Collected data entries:
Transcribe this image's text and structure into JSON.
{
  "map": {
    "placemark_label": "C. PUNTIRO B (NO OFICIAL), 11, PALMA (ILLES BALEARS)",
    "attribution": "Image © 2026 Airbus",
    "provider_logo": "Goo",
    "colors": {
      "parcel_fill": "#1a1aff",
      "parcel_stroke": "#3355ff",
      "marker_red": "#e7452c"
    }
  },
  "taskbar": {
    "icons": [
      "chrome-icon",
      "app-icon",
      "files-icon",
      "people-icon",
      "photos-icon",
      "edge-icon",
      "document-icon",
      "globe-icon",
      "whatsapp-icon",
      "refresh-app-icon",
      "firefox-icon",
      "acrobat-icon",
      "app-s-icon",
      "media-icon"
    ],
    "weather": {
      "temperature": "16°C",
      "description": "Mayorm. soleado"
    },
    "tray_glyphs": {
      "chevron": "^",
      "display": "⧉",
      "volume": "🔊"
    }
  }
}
* * *
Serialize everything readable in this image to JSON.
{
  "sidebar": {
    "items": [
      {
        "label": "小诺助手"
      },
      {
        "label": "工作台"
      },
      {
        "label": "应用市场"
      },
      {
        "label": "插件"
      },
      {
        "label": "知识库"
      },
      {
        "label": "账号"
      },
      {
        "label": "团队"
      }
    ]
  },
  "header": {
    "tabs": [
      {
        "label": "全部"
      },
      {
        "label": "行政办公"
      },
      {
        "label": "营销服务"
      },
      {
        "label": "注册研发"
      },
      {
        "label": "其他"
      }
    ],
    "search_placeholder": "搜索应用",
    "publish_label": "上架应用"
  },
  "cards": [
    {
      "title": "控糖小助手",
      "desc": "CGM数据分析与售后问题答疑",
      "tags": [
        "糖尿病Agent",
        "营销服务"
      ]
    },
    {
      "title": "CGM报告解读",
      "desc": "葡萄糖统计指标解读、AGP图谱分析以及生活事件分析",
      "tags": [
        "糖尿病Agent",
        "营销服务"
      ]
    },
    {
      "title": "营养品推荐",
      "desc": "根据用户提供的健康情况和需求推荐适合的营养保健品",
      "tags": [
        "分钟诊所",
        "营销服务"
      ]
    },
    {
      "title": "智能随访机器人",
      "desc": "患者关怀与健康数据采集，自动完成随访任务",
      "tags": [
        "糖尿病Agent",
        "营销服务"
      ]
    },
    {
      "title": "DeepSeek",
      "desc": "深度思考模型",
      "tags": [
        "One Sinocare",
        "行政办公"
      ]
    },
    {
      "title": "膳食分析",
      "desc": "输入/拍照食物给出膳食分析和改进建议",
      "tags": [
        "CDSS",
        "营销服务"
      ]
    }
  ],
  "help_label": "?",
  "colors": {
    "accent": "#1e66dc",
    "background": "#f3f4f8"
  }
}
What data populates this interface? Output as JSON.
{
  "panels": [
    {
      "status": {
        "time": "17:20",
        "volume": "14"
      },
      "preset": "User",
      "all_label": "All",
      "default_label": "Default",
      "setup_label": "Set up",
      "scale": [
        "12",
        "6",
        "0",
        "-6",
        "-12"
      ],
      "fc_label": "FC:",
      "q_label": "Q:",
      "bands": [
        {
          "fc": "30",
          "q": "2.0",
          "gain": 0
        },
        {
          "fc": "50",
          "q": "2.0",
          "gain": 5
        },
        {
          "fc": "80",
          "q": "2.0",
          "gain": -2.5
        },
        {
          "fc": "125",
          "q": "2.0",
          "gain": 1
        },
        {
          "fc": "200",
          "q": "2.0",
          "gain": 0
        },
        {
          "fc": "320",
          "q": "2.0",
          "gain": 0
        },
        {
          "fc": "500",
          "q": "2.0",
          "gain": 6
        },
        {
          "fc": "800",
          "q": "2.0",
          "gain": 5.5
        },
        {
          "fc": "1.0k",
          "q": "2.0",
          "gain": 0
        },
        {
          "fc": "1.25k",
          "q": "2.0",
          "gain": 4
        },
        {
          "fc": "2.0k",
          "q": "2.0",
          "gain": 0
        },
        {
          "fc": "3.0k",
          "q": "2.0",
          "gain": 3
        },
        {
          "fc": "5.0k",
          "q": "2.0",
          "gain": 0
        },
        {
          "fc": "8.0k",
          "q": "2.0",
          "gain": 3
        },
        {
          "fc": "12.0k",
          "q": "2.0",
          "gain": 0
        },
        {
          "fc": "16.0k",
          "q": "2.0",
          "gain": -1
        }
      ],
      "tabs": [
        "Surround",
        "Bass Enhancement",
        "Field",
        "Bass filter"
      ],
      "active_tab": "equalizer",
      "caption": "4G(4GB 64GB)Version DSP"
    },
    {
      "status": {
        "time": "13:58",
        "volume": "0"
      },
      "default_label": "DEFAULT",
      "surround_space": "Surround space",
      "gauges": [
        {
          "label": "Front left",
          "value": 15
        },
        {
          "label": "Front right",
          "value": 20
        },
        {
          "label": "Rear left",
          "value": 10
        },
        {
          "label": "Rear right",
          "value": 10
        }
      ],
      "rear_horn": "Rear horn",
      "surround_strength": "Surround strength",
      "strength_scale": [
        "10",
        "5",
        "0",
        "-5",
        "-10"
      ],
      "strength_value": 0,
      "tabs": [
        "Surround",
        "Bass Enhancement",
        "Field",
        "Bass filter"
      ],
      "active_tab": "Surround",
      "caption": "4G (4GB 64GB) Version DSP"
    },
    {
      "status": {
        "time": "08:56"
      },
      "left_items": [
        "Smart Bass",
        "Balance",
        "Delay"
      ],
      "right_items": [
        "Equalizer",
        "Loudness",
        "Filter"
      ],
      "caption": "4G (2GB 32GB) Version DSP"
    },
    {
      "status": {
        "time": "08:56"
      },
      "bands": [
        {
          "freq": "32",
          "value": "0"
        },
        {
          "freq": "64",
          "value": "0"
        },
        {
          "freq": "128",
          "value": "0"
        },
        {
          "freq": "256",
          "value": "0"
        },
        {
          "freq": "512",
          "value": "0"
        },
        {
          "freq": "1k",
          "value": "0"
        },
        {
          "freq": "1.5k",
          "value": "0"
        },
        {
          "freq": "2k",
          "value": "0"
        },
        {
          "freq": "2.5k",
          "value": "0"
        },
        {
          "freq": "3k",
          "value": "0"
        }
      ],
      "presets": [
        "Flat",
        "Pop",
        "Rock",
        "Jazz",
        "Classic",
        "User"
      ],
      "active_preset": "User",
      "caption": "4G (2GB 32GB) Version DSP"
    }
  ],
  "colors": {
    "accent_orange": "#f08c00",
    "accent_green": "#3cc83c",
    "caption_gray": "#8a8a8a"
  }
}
==
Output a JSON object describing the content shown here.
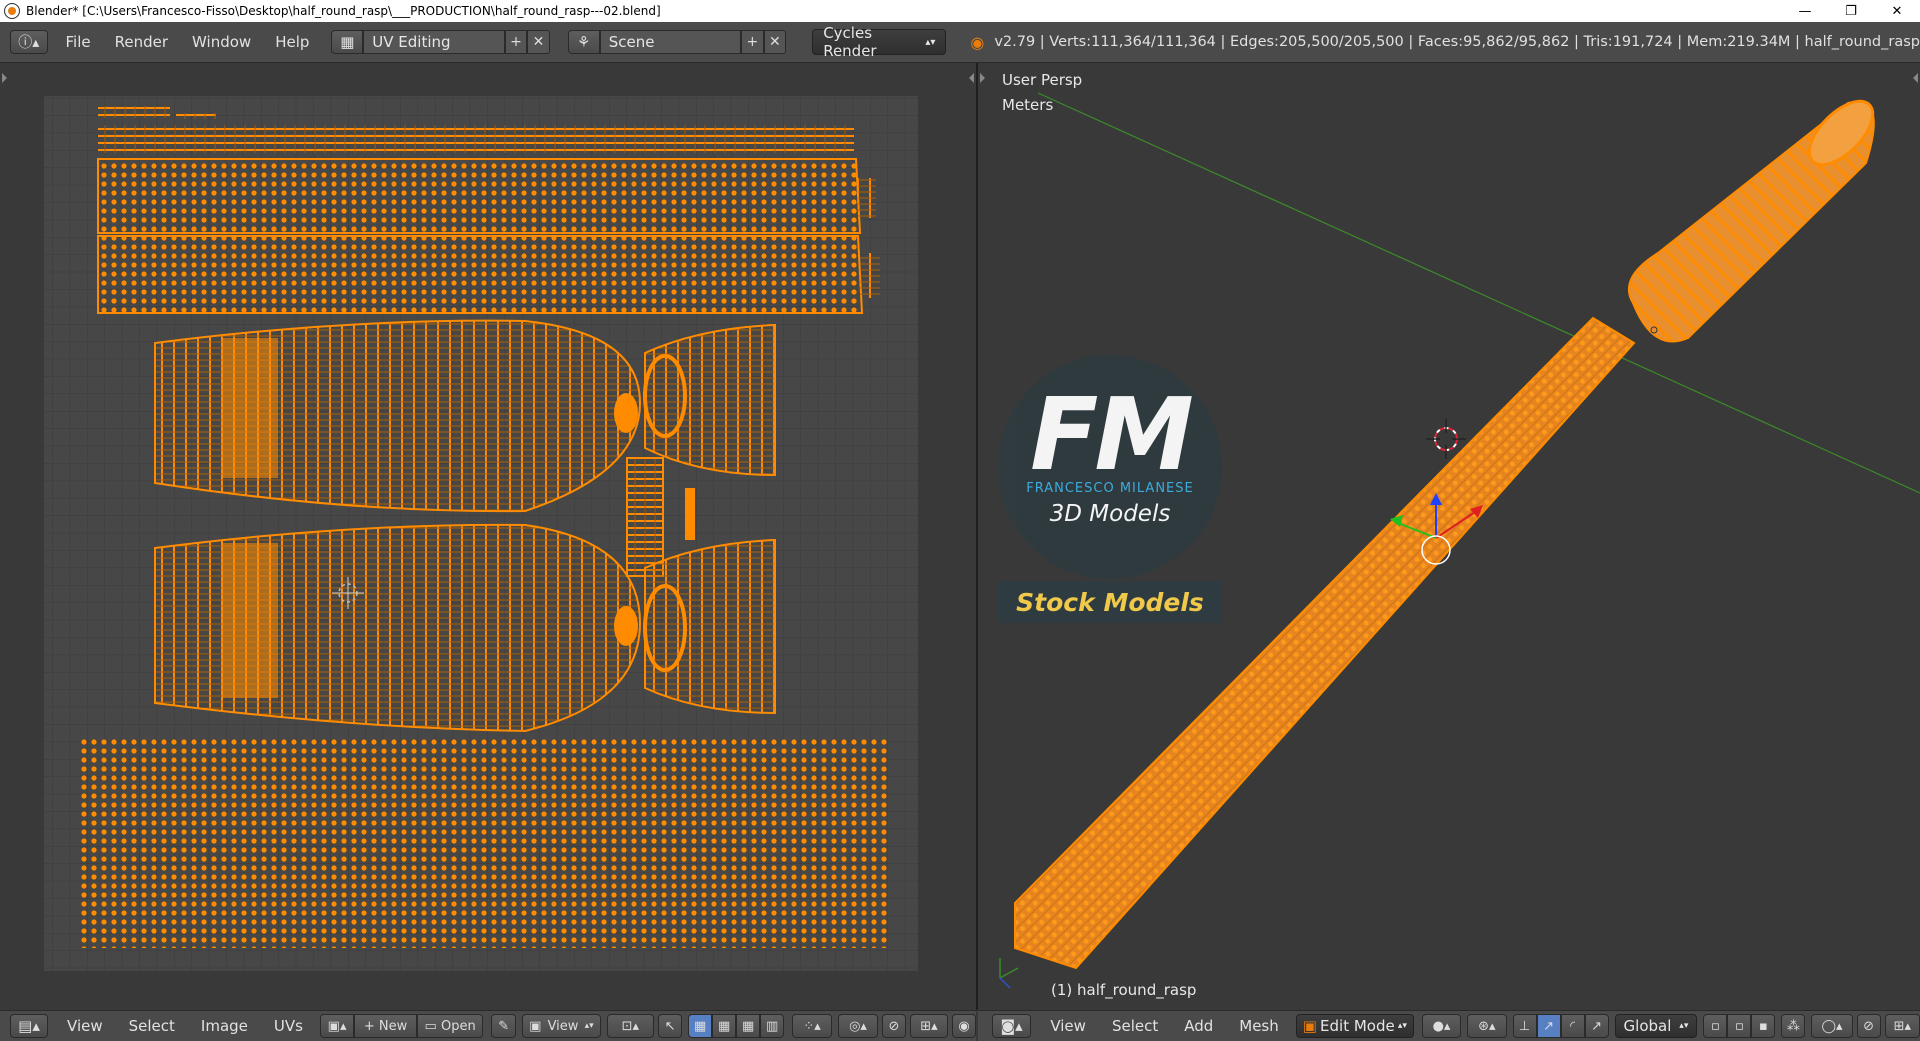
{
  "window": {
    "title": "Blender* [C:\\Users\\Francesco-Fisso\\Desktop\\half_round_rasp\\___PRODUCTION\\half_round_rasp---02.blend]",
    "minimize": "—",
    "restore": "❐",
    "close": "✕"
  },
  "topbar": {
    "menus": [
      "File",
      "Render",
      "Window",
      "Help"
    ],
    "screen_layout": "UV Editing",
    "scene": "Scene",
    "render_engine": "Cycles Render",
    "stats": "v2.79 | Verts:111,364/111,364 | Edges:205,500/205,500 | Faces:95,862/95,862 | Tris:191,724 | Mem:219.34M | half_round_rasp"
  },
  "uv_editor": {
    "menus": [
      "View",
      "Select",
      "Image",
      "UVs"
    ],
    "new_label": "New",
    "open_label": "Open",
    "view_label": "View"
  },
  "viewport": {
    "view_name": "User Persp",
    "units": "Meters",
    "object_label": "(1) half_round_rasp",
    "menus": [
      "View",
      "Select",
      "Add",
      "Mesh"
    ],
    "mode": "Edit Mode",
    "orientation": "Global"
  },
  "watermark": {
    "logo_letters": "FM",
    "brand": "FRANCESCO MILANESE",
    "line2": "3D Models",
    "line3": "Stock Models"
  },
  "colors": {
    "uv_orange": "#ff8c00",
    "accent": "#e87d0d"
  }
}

**GOAL OF THE EXERCISE**: Scan the lines for the string "Surround". Pick out every line that has it.

**ANSWER**:
        "Surround",
      "surround_space": "Surround space",
      "surround_strength": "Surround strength",
        "Surround",
      "active_tab": "Surround",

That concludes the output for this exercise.